◆ Problem description:
Of all the lines in the data below, how many contain "الموت"? Report that number alone.

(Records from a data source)
□ □ □ □
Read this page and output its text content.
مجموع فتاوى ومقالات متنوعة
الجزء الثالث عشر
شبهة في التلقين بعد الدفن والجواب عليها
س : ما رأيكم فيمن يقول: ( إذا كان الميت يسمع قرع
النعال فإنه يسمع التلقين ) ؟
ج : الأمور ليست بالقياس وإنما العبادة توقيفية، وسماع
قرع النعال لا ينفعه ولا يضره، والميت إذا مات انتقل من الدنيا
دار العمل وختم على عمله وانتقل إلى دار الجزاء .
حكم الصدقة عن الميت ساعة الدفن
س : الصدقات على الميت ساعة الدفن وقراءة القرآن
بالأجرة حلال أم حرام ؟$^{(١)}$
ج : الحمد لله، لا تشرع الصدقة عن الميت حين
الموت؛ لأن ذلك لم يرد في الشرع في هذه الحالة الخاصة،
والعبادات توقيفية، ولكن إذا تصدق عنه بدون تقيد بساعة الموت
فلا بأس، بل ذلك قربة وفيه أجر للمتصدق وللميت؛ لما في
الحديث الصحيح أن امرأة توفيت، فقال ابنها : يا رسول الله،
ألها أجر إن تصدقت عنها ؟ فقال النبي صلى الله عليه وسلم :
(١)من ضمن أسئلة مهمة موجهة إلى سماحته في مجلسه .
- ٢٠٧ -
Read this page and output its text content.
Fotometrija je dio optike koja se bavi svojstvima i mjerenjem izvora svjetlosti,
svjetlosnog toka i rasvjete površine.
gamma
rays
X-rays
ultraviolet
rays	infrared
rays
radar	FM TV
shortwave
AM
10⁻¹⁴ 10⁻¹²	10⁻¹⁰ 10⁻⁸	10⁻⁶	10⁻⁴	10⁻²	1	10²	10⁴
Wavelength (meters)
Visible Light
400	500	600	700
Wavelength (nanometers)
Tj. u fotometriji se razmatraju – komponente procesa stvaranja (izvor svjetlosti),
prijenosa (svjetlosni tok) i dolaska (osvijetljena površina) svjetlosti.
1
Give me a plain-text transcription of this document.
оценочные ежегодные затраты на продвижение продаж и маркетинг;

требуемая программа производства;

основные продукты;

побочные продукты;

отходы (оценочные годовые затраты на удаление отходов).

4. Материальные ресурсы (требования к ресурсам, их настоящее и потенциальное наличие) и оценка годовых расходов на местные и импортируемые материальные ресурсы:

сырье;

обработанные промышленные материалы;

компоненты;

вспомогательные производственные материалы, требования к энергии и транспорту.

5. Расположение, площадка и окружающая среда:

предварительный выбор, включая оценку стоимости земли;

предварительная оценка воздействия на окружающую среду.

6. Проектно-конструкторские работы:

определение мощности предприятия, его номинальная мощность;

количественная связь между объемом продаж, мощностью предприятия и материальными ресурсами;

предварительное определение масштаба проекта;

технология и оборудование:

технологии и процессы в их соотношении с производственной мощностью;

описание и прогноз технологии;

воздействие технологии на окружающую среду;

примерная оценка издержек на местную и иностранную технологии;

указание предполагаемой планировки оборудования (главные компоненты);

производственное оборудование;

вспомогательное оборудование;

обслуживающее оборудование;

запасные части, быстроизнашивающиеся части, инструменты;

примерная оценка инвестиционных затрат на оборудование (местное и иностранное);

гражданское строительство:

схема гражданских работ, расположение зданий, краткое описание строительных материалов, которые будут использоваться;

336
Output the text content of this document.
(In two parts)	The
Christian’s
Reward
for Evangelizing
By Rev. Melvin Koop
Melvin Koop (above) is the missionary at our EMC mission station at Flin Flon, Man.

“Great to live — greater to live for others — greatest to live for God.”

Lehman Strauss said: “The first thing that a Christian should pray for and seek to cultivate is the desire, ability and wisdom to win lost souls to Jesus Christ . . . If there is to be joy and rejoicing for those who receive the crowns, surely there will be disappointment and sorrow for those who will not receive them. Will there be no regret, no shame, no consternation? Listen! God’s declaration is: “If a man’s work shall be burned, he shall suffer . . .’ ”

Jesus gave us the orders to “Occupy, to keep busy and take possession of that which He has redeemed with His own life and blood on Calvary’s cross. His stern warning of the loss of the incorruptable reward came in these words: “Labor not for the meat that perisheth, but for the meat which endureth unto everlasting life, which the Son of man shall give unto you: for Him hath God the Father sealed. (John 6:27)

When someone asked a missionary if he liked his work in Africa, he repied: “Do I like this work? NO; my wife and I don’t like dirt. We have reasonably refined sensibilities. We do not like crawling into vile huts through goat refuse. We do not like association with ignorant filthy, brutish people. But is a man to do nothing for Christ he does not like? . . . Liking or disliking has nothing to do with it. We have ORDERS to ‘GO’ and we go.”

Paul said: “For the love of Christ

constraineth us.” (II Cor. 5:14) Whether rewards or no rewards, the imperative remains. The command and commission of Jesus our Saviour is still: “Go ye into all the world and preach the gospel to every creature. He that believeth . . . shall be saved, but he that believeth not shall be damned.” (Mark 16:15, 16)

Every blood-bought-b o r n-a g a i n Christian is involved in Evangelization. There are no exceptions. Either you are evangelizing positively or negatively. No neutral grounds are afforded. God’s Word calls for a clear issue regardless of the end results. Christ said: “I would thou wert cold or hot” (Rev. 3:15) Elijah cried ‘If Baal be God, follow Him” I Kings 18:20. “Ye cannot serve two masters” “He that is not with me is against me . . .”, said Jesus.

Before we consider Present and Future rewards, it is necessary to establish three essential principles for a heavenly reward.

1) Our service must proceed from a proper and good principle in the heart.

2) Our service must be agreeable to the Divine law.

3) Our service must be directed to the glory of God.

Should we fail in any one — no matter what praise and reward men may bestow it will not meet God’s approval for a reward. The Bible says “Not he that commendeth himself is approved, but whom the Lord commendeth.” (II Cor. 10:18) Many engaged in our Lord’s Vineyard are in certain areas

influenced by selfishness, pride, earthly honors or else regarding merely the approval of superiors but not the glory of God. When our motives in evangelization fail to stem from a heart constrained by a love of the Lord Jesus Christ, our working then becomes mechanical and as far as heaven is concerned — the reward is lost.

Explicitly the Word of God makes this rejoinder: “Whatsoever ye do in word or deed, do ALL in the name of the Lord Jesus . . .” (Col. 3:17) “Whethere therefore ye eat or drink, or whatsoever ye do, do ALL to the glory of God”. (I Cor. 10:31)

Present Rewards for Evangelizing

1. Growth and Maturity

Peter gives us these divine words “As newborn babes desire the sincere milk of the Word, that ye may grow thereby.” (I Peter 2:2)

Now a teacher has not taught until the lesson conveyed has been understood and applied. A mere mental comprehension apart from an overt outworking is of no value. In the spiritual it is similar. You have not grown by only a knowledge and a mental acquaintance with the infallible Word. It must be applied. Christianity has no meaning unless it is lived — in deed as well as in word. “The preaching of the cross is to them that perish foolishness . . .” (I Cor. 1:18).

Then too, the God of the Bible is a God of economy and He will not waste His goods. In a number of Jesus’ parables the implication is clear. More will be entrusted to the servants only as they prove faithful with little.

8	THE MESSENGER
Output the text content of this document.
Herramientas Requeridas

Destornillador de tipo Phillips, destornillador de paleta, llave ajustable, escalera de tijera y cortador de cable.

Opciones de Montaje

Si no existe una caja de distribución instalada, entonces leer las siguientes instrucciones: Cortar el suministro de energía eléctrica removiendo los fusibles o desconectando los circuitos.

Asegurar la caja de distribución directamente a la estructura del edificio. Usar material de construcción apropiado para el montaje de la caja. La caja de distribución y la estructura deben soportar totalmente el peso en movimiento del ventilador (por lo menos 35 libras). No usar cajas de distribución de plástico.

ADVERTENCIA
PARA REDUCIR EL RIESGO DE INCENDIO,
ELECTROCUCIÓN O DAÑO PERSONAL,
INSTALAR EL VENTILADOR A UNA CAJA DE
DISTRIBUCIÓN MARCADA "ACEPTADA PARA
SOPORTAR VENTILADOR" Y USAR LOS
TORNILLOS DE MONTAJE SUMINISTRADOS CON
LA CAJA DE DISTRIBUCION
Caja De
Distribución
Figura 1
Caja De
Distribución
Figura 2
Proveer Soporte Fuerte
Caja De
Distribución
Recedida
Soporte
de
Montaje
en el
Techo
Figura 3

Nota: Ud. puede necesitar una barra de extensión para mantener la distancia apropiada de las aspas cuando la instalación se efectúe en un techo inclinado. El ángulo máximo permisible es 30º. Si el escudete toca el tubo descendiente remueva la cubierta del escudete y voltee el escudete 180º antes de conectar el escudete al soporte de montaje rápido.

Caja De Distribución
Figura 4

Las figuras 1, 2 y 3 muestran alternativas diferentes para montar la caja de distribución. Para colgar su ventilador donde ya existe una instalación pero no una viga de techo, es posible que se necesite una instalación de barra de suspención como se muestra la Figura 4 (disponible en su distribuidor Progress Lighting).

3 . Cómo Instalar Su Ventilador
□ □ □ □
◆ Answer below:
2